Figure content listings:

....................

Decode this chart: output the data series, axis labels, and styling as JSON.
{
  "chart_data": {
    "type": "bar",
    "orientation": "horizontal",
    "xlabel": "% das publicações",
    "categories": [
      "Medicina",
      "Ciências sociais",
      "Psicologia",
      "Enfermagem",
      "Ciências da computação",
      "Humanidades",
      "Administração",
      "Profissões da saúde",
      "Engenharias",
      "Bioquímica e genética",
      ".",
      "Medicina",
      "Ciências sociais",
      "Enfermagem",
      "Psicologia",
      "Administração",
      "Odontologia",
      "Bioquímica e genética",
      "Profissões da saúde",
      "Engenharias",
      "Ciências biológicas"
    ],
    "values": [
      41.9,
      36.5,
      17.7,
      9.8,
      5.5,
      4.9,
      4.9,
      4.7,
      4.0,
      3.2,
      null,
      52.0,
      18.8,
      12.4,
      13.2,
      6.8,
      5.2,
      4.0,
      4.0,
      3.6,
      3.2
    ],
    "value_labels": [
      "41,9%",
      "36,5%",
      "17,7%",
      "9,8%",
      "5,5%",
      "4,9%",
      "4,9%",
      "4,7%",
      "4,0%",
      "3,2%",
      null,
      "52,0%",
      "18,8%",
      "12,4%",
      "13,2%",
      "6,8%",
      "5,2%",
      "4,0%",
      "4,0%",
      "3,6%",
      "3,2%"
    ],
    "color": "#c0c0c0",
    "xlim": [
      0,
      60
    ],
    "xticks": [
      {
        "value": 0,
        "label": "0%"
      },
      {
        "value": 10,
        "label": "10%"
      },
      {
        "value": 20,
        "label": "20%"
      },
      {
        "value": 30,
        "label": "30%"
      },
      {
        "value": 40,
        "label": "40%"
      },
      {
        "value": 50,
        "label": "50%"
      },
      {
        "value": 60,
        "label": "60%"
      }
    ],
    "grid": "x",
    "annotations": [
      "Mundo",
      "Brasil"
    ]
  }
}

....................

-- CHALLENGE --
Each record above should be output again exactly.

-- ANSWER BELOW --
Decode this chart: output the data series, axis labels, and styling as JSON.
{
  "chart_data": {
    "type": "bar",
    "orientation": "horizontal",
    "xlabel": "% das publicações",
    "categories": [
      "Medicina",
      "Ciências sociais",
      "Psicologia",
      "Enfermagem",
      "Ciências da computação",
      "Humanidades",
      "Administração",
      "Profissões da saúde",
      "Engenharias",
      "Bioquímica e genética",
      ".",
      "Medicina",
      "Ciências sociais",
      "Enfermagem",
      "Psicologia",
      "Administração",
      "Odontologia",
      "Bioquímica e genética",
      "Profissões da saúde",
      "Engenharias",
      "Ciências biológicas"
    ],
    "values": [
      41.9,
      36.5,
      17.7,
      9.8,
      5.5,
      4.9,
      4.9,
      4.7,
      4.0,
      3.2,
      null,
      52.0,
      18.8,
      12.4,
      13.2,
      6.8,
      5.2,
      4.0,
      4.0,
      3.6,
      3.2
    ],
    "value_labels": [
      "41,9%",
      "36,5%",
      "17,7%",
      "9,8%",
      "5,5%",
      "4,9%",
      "4,9%",
      "4,7%",
      "4,0%",
      "3,2%",
      null,
      "52,0%",
      "18,8%",
      "12,4%",
      "13,2%",
      "6,8%",
      "5,2%",
      "4,0%",
      "4,0%",
      "3,6%",
      "3,2%"
    ],
    "color": "#c0c0c0",
    "xlim": [
      0,
      60
    ],
    "xticks": [
      {
        "value": 0,
        "label": "0%"
      },
      {
        "value": 10,
        "label": "10%"
      },
      {
        "value": 20,
        "label": "20%"
      },
      {
        "value": 30,
        "label": "30%"
      },
      {
        "value": 40,
        "label": "40%"
      },
      {
        "value": 50,
        "label": "50%"
      },
      {
        "value": 60,
        "label": "60%"
      }
    ],
    "grid": "x",
    "annotations": [
      "Mundo",
      "Brasil"
    ]
  }
}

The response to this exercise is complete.